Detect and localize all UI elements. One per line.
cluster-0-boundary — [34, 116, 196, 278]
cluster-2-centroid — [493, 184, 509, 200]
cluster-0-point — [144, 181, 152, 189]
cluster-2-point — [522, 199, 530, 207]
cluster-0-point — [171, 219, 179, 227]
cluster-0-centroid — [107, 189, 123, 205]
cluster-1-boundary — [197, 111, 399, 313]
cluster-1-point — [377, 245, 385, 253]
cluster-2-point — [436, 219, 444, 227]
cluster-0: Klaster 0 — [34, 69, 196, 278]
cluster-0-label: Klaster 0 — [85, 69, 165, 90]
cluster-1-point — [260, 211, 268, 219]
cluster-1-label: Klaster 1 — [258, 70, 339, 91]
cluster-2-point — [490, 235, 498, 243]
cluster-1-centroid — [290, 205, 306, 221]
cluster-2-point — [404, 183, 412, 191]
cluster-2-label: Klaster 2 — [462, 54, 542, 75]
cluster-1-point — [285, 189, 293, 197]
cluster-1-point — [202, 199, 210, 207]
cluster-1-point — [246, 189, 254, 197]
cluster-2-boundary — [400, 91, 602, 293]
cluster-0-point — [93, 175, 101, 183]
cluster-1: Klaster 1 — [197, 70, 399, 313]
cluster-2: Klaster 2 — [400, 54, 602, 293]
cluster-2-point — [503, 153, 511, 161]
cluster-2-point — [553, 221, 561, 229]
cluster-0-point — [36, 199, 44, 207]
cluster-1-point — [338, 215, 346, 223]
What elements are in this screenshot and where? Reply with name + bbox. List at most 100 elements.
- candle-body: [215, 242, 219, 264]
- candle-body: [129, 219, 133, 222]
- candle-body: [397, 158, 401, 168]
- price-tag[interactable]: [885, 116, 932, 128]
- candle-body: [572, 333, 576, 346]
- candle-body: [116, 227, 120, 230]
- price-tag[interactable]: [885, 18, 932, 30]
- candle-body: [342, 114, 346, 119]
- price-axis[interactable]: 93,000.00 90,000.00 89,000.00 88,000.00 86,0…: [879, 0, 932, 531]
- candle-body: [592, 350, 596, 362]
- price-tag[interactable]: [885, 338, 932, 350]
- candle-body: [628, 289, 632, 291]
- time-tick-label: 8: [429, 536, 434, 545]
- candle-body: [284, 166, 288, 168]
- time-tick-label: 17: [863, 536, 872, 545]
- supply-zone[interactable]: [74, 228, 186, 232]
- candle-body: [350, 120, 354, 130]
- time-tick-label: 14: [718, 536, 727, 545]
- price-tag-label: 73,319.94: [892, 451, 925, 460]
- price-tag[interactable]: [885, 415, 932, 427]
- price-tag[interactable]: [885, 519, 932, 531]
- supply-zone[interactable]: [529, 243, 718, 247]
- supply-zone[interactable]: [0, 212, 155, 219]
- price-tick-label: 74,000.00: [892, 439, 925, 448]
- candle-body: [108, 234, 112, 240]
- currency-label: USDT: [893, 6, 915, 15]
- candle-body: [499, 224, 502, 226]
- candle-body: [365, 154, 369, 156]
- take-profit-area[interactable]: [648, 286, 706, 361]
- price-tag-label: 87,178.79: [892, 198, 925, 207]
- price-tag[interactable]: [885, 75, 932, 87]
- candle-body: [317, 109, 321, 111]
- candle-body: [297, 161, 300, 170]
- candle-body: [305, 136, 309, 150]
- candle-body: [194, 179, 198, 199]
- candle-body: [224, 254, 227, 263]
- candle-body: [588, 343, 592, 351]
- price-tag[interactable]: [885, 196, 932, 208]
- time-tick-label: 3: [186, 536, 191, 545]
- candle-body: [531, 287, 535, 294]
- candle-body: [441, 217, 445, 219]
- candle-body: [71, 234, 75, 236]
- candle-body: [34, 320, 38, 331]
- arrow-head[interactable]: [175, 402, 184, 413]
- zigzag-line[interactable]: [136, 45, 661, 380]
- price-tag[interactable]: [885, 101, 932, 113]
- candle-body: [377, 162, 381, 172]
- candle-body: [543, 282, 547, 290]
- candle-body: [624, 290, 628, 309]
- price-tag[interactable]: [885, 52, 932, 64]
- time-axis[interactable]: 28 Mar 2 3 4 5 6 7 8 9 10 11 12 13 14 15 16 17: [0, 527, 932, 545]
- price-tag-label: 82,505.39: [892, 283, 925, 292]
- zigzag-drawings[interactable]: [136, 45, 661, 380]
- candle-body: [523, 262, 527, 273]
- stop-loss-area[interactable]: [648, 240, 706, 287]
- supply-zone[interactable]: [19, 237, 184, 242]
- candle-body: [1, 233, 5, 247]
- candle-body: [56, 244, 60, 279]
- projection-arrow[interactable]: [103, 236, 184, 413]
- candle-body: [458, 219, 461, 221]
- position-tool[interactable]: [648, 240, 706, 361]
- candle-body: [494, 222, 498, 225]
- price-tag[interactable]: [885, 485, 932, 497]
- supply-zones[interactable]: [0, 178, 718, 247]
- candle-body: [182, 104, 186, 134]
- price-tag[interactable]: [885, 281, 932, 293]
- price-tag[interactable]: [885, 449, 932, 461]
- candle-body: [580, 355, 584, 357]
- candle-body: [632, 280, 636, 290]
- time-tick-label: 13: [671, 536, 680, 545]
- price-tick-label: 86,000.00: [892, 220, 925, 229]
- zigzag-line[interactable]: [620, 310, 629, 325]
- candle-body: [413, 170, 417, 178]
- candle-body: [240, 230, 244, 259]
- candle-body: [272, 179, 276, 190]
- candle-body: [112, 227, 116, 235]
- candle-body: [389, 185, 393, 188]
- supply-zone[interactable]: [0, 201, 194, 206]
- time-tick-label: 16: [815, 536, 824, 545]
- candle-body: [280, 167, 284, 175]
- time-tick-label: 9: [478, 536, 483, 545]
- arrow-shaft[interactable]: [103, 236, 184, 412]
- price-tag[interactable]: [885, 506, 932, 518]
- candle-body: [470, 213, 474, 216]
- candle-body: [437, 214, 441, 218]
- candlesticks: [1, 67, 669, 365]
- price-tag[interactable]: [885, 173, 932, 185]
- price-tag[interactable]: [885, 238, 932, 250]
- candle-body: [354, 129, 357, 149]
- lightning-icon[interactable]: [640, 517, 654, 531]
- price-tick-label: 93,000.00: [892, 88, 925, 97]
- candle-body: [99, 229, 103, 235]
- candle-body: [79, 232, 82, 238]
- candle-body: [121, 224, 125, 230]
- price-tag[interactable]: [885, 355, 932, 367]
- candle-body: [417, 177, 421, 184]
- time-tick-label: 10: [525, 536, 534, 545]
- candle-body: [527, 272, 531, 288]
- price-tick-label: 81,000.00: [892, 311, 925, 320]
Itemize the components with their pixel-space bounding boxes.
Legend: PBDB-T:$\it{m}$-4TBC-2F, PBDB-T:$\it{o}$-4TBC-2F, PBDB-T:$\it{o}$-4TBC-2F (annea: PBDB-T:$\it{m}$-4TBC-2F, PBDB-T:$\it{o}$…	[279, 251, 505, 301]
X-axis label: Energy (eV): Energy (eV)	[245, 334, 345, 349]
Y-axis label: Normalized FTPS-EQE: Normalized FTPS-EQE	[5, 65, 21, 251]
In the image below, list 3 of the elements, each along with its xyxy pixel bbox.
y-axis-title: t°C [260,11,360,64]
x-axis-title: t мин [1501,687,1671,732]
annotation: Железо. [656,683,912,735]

□ □ □ □

* _ZADANIE DO WYKONANIA_
Przedstaw w postaci tabeli Markdown wiersze materiału od jego początku do wiersza zawierającego „- candle-body: [129, 219, 133, 222]”, oba krańce włącznie, z kolumnami „Nr” (numer kolejny) i „Wiersz materiału”. Puste wiersze pomiń.

* _OCZEKIWANY WYNIK_
| Nr | Wiersz materiału |
|---|---|
| 1 | Detect and localize all UI elements. One per line. |
| 2 | cluster-0-boundary — [34, 116, 196, 278] |
| 3 | cluster-2-centroid — [493, 184, 509, 200] |
| 4 | cluster-0-point — [144, 181, 152, 189] |
| 5 | cluster-2-point — [522, 199, 530, 207] |
| 6 | cluster-0-point — [171, 219, 179, 227] |
| 7 | cluster-0-centroid — [107, 189, 123, 205] |
| 8 | cluster-1-boundary — [197, 111, 399, 313] |
| 9 | cluster-1-point — [377, 245, 385, 253] |
| 10 | cluster-2-point — [436, 219, 444, 227] |
| 11 | cluster-0: Klaster 0 — [34, 69, 196, 278] |
| 12 | cluster-0-label: Klaster 0 — [85, 69, 165, 90] |
| 13 | cluster-1-point — [260, 211, 268, 219] |
| 14 | cluster-1-label: Klaster 1 — [258, 70, 339, 91] |
| 15 | cluster-2-point — [490, 235, 498, 243] |
| 16 | cluster-1-centroid — [290, 205, 306, 221] |
| 17 | cluster-2-point — [404, 183, 412, 191] |
| 18 | cluster-2-label: Klaster 2 — [462, 54, 542, 75] |
| 19 | cluster-1-point — [285, 189, 293, 197] |
| 20 | cluster-1-point — [202, 199, 210, 207] |
| 21 | cluster-1-point — [246, 189, 254, 197] |
| 22 | cluster-2-boundary — [400, 91, 602, 293] |
| 23 | cluster-0-point — [93, 175, 101, 183] |
| 24 | cluster-1: Klaster 1 — [197, 70, 399, 313] |
| 25 | cluster-2: Klaster 2 — [400, 54, 602, 293] |
| 26 | cluster-2-point — [503, 153, 511, 161] |
| 27 | cluster-2-point — [553, 221, 561, 229] |
| 28 | cluster-0-point — [36, 199, 44, 207] |
| 29 | cluster-1-point — [338, 215, 346, 223] |
| 30 | What elements are in this screenshot and where? Reply with name + bbox. List at most 100 elements. |
| 31 | - candle-body: [215, 242, 219, 264] |
| 32 | - candle-body: [129, 219, 133, 222] |